+++ Entries supplied +++
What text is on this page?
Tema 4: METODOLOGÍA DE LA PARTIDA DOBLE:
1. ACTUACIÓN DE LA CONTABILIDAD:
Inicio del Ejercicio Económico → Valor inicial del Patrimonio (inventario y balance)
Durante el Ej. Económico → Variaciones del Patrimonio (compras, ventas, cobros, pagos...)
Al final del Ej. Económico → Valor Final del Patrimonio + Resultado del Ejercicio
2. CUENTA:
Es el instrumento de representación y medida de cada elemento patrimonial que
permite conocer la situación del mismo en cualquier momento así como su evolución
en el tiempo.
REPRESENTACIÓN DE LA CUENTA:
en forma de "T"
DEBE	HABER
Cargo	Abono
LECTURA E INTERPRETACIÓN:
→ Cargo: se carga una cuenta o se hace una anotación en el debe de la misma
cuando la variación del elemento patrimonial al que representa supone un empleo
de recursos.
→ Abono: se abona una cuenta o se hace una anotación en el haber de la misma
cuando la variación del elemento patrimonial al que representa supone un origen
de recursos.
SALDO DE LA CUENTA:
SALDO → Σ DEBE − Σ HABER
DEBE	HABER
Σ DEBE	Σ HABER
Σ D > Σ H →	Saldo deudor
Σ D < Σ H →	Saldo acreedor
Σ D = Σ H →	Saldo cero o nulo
+++
Problem details =>
Find how many lines include the string "Cargo" and report that number alone.

Final result =>
2